Records from a data source
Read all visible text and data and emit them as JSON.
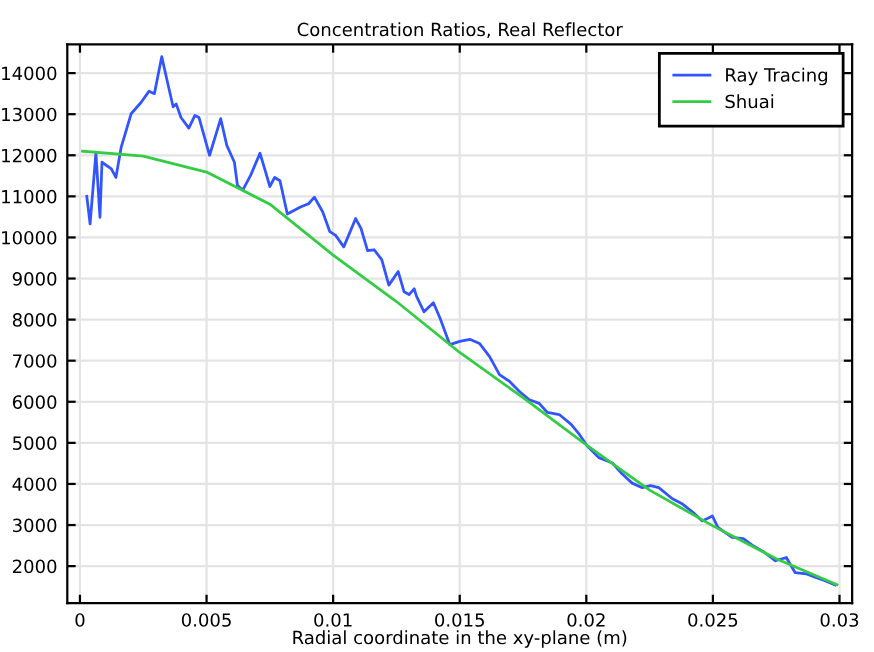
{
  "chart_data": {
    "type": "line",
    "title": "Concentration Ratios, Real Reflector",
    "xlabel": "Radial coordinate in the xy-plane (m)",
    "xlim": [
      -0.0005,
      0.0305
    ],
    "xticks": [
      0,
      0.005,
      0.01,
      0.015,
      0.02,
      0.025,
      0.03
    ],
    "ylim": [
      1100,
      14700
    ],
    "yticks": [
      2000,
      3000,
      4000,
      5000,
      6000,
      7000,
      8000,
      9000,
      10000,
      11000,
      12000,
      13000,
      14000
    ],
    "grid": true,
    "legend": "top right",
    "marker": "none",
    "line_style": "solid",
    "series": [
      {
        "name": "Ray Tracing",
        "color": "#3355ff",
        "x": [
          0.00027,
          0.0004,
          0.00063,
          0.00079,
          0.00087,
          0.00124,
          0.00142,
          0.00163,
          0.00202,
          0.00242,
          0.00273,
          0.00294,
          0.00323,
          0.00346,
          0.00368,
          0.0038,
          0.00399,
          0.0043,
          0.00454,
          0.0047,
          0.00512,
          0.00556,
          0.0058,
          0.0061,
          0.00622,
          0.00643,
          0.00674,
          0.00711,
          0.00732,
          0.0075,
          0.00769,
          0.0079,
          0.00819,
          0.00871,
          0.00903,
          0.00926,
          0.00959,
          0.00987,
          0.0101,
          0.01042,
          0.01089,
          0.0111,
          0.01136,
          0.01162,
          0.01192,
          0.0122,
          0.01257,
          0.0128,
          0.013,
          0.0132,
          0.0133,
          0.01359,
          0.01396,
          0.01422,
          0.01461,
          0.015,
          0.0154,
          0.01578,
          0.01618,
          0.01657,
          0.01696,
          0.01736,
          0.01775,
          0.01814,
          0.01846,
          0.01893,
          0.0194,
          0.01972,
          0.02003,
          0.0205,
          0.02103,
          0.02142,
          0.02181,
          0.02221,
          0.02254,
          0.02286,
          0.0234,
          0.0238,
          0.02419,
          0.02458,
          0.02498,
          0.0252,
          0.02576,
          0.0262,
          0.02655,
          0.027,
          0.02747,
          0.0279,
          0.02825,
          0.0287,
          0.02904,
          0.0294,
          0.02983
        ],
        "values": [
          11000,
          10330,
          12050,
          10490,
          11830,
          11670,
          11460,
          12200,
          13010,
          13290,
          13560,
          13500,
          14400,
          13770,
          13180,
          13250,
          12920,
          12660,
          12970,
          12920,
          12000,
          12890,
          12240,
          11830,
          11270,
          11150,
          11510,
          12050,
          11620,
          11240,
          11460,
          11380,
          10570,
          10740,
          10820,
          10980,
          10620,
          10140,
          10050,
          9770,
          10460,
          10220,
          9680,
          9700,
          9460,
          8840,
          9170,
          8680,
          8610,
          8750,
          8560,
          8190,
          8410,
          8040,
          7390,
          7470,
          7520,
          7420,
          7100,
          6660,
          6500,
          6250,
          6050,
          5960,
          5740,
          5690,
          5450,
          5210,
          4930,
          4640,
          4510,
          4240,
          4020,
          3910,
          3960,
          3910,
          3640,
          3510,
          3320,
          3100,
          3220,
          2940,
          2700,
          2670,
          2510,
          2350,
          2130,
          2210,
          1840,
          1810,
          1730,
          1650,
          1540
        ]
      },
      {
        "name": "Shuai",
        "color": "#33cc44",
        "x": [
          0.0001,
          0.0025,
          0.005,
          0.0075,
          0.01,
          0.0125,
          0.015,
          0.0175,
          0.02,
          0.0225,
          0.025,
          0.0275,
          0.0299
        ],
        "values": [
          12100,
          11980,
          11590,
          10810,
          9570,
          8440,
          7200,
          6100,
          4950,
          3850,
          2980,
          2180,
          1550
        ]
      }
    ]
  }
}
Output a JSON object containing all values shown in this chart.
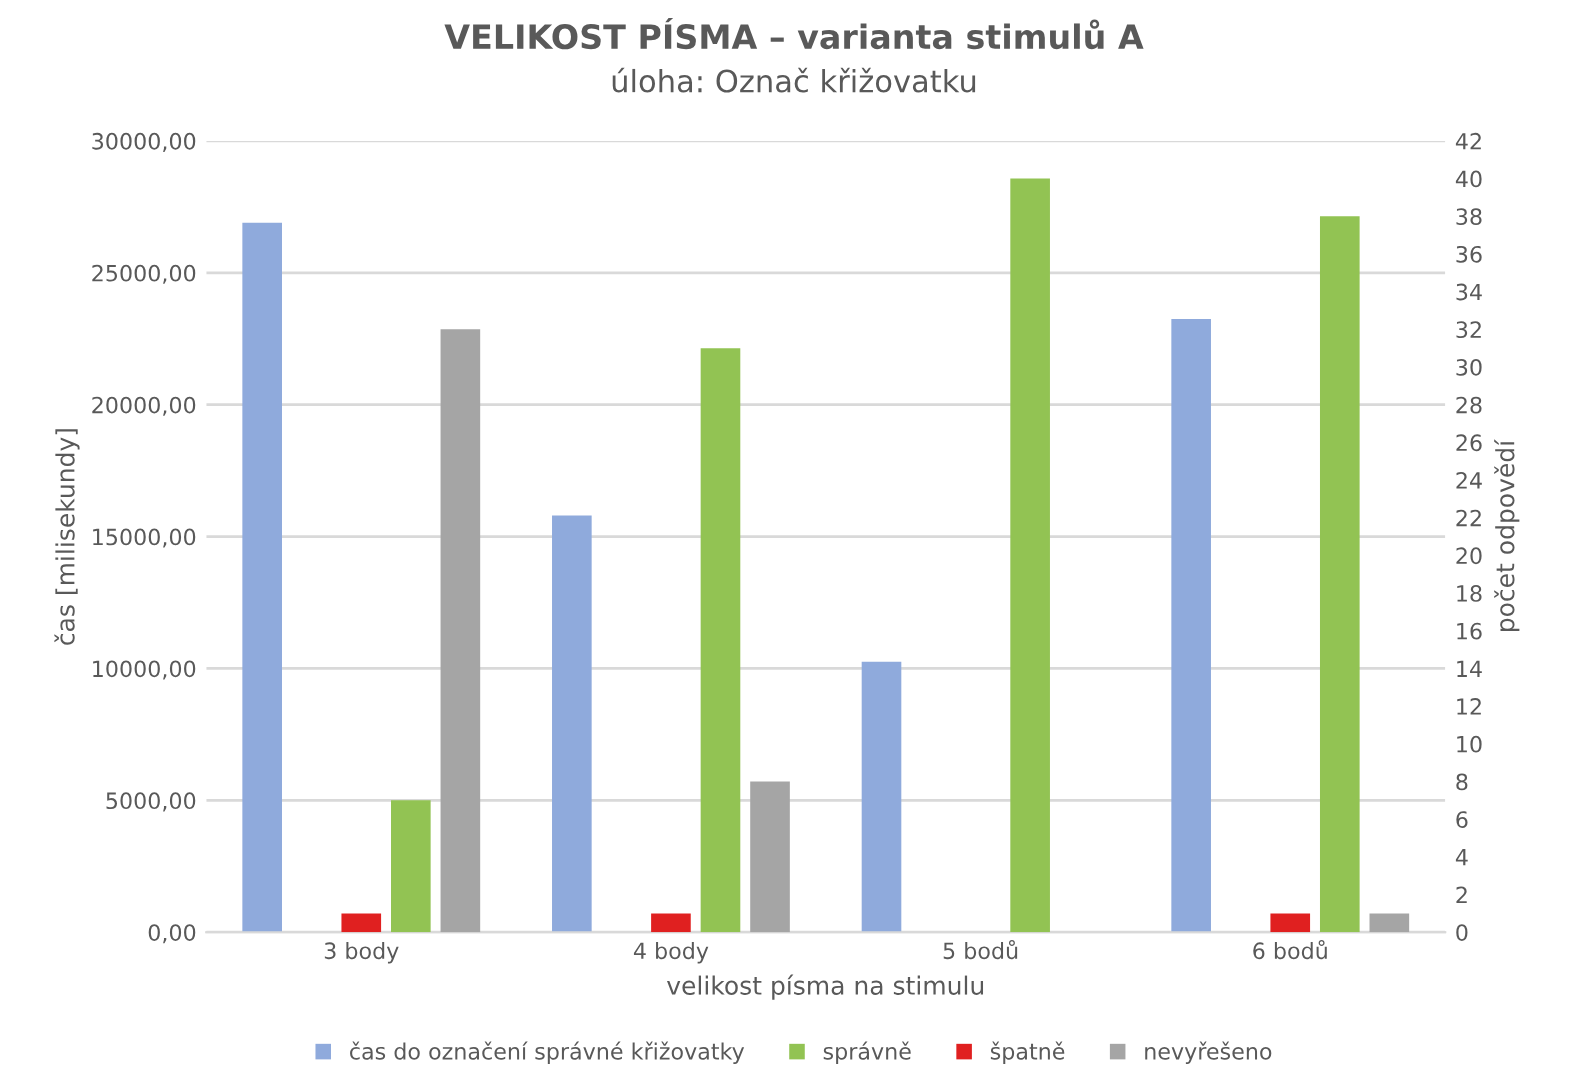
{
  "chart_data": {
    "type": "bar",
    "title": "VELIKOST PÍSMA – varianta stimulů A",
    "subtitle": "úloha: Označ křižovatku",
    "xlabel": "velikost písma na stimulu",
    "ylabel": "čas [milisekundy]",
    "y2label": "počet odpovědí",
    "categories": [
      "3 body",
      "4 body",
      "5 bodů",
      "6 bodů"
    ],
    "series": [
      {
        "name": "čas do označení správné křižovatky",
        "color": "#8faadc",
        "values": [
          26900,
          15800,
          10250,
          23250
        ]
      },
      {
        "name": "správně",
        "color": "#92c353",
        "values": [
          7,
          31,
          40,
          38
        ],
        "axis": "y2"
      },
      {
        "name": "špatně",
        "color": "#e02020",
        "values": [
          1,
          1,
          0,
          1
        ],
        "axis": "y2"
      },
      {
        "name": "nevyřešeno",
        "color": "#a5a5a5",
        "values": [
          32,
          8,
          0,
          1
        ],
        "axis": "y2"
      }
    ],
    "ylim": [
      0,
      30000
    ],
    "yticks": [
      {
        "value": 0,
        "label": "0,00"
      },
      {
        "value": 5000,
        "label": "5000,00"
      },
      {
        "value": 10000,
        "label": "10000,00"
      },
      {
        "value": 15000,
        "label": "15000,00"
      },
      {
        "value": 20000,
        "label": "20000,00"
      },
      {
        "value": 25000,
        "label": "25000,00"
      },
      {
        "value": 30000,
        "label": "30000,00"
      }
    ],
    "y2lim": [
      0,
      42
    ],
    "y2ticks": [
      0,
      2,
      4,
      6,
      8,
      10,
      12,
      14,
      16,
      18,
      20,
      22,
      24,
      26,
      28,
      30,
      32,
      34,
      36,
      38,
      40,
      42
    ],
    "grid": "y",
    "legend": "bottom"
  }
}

...

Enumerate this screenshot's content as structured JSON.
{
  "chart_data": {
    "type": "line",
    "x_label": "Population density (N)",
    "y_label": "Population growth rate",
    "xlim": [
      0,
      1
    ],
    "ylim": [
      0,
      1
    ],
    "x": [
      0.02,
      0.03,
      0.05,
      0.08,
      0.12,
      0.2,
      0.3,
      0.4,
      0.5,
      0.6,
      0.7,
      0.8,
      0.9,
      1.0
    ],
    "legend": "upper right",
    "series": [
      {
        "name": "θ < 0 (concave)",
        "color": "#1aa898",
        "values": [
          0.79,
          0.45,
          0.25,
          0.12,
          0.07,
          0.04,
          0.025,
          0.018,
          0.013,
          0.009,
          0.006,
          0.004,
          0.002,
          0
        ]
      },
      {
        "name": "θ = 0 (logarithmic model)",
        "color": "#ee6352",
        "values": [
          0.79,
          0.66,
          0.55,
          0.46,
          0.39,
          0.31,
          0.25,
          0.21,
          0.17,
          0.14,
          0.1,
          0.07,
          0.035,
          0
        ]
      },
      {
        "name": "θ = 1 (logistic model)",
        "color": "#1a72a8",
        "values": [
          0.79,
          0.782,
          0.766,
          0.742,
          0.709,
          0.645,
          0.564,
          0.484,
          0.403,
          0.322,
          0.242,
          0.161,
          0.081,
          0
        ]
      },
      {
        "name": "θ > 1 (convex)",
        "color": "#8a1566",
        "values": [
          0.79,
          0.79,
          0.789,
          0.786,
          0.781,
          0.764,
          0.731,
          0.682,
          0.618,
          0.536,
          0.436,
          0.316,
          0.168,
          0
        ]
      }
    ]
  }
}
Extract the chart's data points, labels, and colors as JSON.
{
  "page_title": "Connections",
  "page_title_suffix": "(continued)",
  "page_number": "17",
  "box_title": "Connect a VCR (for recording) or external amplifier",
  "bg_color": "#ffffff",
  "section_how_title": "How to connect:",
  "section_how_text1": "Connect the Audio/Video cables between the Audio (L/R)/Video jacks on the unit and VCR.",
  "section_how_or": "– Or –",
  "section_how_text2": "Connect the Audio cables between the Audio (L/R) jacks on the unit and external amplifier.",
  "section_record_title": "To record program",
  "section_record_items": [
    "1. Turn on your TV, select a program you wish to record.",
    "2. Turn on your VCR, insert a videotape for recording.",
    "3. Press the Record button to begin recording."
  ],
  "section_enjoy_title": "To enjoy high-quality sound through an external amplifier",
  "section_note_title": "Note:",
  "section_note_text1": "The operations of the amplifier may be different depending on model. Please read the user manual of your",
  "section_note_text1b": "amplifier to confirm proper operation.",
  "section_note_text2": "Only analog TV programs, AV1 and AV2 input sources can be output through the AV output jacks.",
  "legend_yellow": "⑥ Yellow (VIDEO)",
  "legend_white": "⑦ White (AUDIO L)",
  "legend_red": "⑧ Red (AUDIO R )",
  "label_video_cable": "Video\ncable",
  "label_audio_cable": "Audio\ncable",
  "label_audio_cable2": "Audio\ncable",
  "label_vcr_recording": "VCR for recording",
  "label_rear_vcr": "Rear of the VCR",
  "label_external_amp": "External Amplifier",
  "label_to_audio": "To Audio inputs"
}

• Written problem
Look through the data and gather every line with the string "JSON" in it.

• Exercise response
Read all visible text and data and emit them as JSON.
Output a JSON object containing all values shown in this chart.
Enumerate this screenshot's content as structured JSON.
Extract the chart's data points, labels, and colors as JSON.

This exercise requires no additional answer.